Task to carry out
Find each line containing the string "kitchen". Copy it.

══════════

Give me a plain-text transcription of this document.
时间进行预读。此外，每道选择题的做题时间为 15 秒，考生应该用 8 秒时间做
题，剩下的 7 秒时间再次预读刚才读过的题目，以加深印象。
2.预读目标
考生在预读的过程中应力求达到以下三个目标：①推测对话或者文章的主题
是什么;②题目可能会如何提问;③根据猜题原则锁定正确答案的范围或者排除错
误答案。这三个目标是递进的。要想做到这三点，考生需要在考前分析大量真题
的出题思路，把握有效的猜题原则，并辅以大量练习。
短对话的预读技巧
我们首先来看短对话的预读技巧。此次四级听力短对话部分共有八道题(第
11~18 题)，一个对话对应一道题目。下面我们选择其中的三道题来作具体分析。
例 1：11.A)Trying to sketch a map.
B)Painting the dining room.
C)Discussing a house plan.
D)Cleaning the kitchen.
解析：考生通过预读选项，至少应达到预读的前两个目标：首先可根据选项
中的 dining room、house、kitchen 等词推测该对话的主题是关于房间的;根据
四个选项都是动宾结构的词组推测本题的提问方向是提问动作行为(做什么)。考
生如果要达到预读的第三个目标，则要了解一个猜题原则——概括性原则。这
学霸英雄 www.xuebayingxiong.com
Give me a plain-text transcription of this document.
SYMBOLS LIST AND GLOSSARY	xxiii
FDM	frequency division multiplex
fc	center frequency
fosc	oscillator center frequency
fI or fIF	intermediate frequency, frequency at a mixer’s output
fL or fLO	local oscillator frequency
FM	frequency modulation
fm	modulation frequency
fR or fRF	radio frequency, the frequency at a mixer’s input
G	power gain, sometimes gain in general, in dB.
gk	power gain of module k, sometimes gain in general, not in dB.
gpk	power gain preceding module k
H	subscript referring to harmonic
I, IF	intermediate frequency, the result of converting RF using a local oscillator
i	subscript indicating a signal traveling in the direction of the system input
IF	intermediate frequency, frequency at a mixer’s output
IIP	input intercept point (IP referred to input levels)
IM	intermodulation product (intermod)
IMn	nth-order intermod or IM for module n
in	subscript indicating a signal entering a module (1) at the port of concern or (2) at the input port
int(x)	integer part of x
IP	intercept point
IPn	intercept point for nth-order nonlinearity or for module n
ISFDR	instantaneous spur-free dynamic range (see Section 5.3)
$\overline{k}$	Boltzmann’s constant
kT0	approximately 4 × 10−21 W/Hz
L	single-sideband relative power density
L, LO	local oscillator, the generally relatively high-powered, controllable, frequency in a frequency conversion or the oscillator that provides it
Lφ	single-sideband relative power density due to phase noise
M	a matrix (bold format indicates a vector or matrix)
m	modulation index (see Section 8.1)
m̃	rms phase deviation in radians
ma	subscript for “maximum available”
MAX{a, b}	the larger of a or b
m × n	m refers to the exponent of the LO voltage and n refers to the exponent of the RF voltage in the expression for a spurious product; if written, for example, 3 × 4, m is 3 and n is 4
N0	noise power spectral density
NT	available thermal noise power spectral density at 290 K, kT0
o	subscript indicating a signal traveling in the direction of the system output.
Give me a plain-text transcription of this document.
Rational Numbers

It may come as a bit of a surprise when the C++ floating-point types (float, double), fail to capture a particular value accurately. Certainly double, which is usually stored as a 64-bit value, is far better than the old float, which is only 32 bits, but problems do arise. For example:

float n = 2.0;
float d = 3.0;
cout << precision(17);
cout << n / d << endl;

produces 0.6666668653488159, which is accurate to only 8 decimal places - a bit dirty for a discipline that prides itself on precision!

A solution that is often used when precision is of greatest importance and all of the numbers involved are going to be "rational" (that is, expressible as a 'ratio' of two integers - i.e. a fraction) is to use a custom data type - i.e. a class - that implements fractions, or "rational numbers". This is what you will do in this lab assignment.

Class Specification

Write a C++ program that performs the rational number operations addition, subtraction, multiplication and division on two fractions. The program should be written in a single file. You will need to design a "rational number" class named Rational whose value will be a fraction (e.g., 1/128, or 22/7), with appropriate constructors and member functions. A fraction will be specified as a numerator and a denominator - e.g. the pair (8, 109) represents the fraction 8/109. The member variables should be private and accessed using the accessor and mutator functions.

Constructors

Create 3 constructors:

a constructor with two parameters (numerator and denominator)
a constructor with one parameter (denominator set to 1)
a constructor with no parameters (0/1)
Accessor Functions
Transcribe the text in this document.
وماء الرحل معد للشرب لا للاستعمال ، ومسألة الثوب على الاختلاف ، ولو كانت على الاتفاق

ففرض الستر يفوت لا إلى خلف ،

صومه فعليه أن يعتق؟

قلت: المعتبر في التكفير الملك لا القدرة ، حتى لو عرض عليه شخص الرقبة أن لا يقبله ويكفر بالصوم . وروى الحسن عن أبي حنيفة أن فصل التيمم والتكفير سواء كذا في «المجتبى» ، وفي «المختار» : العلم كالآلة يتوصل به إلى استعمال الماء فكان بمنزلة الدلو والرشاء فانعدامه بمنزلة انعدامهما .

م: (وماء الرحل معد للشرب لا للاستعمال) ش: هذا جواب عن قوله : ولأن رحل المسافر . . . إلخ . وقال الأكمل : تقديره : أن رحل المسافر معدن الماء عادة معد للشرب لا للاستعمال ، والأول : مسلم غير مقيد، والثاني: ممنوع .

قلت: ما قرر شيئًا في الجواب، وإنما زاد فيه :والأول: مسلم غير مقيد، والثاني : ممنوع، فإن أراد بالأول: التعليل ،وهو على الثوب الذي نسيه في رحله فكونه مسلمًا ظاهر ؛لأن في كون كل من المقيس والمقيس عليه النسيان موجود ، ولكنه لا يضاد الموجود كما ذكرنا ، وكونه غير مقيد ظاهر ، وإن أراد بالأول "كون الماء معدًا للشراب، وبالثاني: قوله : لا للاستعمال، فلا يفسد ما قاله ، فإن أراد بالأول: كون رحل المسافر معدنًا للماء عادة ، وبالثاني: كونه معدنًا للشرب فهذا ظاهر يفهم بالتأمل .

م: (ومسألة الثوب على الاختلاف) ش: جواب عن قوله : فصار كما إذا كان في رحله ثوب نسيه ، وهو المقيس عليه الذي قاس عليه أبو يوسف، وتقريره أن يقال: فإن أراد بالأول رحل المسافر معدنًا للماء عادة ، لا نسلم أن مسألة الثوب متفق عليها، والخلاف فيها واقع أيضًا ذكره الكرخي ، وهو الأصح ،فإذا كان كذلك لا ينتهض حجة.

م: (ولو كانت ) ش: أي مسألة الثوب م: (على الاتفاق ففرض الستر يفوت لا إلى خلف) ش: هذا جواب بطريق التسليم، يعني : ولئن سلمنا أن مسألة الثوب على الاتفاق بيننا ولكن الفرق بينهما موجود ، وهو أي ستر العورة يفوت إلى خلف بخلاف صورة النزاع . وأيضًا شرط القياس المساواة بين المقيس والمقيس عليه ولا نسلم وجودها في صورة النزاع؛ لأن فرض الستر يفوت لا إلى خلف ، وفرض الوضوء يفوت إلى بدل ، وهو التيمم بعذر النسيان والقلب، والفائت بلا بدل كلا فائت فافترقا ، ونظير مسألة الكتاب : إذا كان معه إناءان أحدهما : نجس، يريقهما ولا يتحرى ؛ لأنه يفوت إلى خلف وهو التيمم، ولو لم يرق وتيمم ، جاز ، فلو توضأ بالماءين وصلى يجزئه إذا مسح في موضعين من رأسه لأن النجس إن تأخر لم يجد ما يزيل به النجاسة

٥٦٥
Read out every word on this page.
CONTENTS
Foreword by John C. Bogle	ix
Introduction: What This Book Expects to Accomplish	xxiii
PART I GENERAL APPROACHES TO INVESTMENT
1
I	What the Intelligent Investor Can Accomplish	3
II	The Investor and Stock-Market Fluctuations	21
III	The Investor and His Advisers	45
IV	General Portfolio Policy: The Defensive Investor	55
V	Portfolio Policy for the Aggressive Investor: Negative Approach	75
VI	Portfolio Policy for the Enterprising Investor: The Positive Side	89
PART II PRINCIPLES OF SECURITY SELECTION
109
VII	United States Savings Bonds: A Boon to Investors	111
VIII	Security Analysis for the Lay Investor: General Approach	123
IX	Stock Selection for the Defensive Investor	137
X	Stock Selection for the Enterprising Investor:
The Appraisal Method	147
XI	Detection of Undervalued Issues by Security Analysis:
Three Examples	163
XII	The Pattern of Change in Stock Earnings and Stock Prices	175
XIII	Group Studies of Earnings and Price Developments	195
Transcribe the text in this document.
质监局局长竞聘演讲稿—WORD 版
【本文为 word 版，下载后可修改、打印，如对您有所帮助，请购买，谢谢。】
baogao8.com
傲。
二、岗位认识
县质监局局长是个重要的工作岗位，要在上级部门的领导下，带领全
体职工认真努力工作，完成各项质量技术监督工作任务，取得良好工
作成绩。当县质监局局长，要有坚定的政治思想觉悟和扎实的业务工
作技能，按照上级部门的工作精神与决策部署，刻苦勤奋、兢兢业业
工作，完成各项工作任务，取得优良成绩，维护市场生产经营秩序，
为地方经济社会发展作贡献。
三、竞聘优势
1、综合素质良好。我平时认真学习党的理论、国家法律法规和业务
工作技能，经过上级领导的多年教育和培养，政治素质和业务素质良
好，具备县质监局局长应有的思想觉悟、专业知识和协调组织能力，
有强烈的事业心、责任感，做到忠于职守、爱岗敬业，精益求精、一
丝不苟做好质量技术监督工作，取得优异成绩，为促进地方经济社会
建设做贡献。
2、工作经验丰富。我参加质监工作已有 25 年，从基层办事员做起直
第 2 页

══════════

Exercise answer
D)Cleaning the kitchen.
中的 dining room、house、kitchen 等词推测该对话的主题是关于房间的;根据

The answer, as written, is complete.